§ Stated task:
Without omitting anything, return the records precisely as given.

§ Dataset records:
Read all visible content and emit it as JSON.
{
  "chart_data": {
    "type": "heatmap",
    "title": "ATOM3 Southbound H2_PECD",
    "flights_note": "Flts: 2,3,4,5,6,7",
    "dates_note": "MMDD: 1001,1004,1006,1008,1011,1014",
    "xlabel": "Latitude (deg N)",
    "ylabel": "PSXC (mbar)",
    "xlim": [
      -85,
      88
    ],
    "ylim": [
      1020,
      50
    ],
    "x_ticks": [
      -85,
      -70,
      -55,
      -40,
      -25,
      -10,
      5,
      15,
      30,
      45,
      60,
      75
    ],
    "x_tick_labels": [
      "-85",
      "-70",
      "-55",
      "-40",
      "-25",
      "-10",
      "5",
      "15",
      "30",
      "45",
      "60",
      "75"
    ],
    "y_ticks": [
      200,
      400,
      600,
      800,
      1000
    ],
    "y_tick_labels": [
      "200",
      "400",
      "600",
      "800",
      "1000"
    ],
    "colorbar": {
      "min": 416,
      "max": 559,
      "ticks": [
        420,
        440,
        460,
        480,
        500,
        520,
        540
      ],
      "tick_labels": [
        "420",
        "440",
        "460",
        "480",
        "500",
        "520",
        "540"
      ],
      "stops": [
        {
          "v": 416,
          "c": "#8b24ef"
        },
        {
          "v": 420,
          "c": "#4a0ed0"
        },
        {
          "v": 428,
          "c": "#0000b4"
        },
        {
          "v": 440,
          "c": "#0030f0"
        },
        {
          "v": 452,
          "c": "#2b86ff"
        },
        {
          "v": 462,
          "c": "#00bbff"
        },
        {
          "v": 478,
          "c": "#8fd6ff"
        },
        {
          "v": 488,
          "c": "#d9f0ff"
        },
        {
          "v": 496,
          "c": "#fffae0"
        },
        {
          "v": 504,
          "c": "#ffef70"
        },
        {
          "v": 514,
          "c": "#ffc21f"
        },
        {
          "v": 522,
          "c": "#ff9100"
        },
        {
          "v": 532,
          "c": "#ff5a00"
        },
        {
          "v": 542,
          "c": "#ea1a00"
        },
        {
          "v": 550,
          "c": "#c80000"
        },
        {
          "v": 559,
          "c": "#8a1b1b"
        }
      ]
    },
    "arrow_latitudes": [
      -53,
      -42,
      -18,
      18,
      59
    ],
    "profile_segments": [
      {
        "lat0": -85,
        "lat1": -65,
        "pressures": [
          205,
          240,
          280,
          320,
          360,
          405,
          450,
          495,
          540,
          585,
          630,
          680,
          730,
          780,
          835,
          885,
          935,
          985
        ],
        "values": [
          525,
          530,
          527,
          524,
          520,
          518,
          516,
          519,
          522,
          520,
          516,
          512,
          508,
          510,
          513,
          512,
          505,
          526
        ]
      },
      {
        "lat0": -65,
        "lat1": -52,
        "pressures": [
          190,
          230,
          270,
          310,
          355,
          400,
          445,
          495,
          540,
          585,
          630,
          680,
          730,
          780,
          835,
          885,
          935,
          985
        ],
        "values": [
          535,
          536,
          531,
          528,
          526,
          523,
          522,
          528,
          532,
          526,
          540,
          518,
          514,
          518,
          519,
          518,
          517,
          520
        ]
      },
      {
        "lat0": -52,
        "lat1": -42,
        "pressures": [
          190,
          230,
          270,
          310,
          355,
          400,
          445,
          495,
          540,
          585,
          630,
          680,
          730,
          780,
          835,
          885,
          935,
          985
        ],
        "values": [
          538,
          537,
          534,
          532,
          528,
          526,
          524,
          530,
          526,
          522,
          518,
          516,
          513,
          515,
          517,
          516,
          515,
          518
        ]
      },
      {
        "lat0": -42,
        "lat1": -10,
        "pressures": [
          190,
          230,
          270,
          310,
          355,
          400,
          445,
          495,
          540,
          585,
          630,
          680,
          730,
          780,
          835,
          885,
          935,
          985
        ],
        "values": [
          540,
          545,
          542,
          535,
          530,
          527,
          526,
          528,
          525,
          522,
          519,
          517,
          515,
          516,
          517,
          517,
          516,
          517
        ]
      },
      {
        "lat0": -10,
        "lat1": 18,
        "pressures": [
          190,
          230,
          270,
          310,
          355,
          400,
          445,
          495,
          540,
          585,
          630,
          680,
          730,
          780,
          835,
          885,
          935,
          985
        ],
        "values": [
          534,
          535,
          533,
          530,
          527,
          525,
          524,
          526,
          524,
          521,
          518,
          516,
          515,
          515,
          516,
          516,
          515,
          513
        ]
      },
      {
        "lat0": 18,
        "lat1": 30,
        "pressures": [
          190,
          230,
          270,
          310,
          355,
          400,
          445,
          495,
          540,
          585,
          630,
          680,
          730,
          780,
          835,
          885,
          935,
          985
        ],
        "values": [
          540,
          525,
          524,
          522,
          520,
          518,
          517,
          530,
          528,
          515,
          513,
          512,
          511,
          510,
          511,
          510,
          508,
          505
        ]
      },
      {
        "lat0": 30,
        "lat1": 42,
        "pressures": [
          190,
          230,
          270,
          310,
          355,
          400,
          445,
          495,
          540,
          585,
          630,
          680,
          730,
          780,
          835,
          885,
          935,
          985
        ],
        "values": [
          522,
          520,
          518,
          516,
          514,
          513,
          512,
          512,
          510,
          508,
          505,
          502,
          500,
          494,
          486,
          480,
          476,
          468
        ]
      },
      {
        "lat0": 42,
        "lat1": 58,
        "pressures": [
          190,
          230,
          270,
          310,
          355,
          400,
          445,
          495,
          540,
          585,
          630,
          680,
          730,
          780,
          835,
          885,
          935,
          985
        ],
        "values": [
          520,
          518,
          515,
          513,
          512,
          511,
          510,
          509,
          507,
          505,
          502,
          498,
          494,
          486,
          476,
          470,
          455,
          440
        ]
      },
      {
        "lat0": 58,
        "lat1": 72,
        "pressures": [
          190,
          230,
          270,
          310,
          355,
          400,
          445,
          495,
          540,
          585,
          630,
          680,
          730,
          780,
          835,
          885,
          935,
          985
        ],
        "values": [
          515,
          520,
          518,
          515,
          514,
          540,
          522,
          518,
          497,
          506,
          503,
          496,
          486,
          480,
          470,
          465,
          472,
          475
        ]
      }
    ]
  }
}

§ The answer:
Read all visible content and emit it as JSON.
{
  "chart_data": {
    "type": "heatmap",
    "title": "ATOM3 Southbound H2_PECD",
    "flights_note": "Flts: 2,3,4,5,6,7",
    "dates_note": "MMDD: 1001,1004,1006,1008,1011,1014",
    "xlabel": "Latitude (deg N)",
    "ylabel": "PSXC (mbar)",
    "xlim": [
      -85,
      88
    ],
    "ylim": [
      1020,
      50
    ],
    "x_ticks": [
      -85,
      -70,
      -55,
      -40,
      -25,
      -10,
      5,
      15,
      30,
      45,
      60,
      75
    ],
    "x_tick_labels": [
      "-85",
      "-70",
      "-55",
      "-40",
      "-25",
      "-10",
      "5",
      "15",
      "30",
      "45",
      "60",
      "75"
    ],
    "y_ticks": [
      200,
      400,
      600,
      800,
      1000
    ],
    "y_tick_labels": [
      "200",
      "400",
      "600",
      "800",
      "1000"
    ],
    "colorbar": {
      "min": 416,
      "max": 559,
      "ticks": [
        420,
        440,
        460,
        480,
        500,
        520,
        540
      ],
      "tick_labels": [
        "420",
        "440",
        "460",
        "480",
        "500",
        "520",
        "540"
      ],
      "stops": [
        {
          "v": 416,
          "c": "#8b24ef"
        },
        {
          "v": 420,
          "c": "#4a0ed0"
        },
        {
          "v": 428,
          "c": "#0000b4"
        },
        {
          "v": 440,
          "c": "#0030f0"
        },
        {
          "v": 452,
          "c": "#2b86ff"
        },
        {
          "v": 462,
          "c": "#00bbff"
        },
        {
          "v": 478,
          "c": "#8fd6ff"
        },
        {
          "v": 488,
          "c": "#d9f0ff"
        },
        {
          "v": 496,
          "c": "#fffae0"
        },
        {
          "v": 504,
          "c": "#ffef70"
        },
        {
          "v": 514,
          "c": "#ffc21f"
        },
        {
          "v": 522,
          "c": "#ff9100"
        },
        {
          "v": 532,
          "c": "#ff5a00"
        },
        {
          "v": 542,
          "c": "#ea1a00"
        },
        {
          "v": 550,
          "c": "#c80000"
        },
        {
          "v": 559,
          "c": "#8a1b1b"
        }
      ]
    },
    "arrow_latitudes": [
      -53,
      -42,
      -18,
      18,
      59
    ],
    "profile_segments": [
      {
        "lat0": -85,
        "lat1": -65,
        "pressures": [
          205,
          240,
          280,
          320,
          360,
          405,
          450,
          495,
          540,
          585,
          630,
          680,
          730,
          780,
          835,
          885,
          935,
          985
        ],
        "values": [
          525,
          530,
          527,
          524,
          520,
          518,
          516,
          519,
          522,
          520,
          516,
          512,
          508,
          510,
          513,
          512,
          505,
          526
        ]
      },
      {
        "lat0": -65,
        "lat1": -52,
        "pressures": [
          190,
          230,
          270,
          310,
          355,
          400,
          445,
          495,
          540,
          585,
          630,
          680,
          730,
          780,
          835,
          885,
          935,
          985
        ],
        "values": [
          535,
          536,
          531,
          528,
          526,
          523,
          522,
          528,
          532,
          526,
          540,
          518,
          514,
          518,
          519,
          518,
          517,
          520
        ]
      },
      {
        "lat0": -52,
        "lat1": -42,
        "pressures": [
          190,
          230,
          270,
          310,
          355,
          400,
          445,
          495,
          540,
          585,
          630,
          680,
          730,
          780,
          835,
          885,
          935,
          985
        ],
        "values": [
          538,
          537,
          534,
          532,
          528,
          526,
          524,
          530,
          526,
          522,
          518,
          516,
          513,
          515,
          517,
          516,
          515,
          518
        ]
      },
      {
        "lat0": -42,
        "lat1": -10,
        "pressures": [
          190,
          230,
          270,
          310,
          355,
          400,
          445,
          495,
          540,
          585,
          630,
          680,
          730,
          780,
          835,
          885,
          935,
          985
        ],
        "values": [
          540,
          545,
          542,
          535,
          530,
          527,
          526,
          528,
          525,
          522,
          519,
          517,
          515,
          516,
          517,
          517,
          516,
          517
        ]
      },
      {
        "lat0": -10,
        "lat1": 18,
        "pressures": [
          190,
          230,
          270,
          310,
          355,
          400,
          445,
          495,
          540,
          585,
          630,
          680,
          730,
          780,
          835,
          885,
          935,
          985
        ],
        "values": [
          534,
          535,
          533,
          530,
          527,
          525,
          524,
          526,
          524,
          521,
          518,
          516,
          515,
          515,
          516,
          516,
          515,
          513
        ]
      },
      {
        "lat0": 18,
        "lat1": 30,
        "pressures": [
          190,
          230,
          270,
          310,
          355,
          400,
          445,
          495,
          540,
          585,
          630,
          680,
          730,
          780,
          835,
          885,
          935,
          985
        ],
        "values": [
          540,
          525,
          524,
          522,
          520,
          518,
          517,
          530,
          528,
          515,
          513,
          512,
          511,
          510,
          511,
          510,
          508,
          505
        ]
      },
      {
        "lat0": 30,
        "lat1": 42,
        "pressures": [
          190,
          230,
          270,
          310,
          355,
          400,
          445,
          495,
          540,
          585,
          630,
          680,
          730,
          780,
          835,
          885,
          935,
          985
        ],
        "values": [
          522,
          520,
          518,
          516,
          514,
          513,
          512,
          512,
          510,
          508,
          505,
          502,
          500,
          494,
          486,
          480,
          476,
          468
        ]
      },
      {
        "lat0": 42,
        "lat1": 58,
        "pressures": [
          190,
          230,
          270,
          310,
          355,
          400,
          445,
          495,
          540,
          585,
          630,
          680,
          730,
          780,
          835,
          885,
          935,
          985
        ],
        "values": [
          520,
          518,
          515,
          513,
          512,
          511,
          510,
          509,
          507,
          505,
          502,
          498,
          494,
          486,
          476,
          470,
          455,
          440
        ]
      },
      {
        "lat0": 58,
        "lat1": 72,
        "pressures": [
          190,
          230,
          270,
          310,
          355,
          400,
          445,
          495,
          540,
          585,
          630,
          680,
          730,
          780,
          835,
          885,
          935,
          985
        ],
        "values": [
          515,
          520,
          518,
          515,
          514,
          540,
          522,
          518,
          497,
          506,
          503,
          496,
          486,
          480,
          470,
          465,
          472,
          475
        ]
      }
    ]
  }
}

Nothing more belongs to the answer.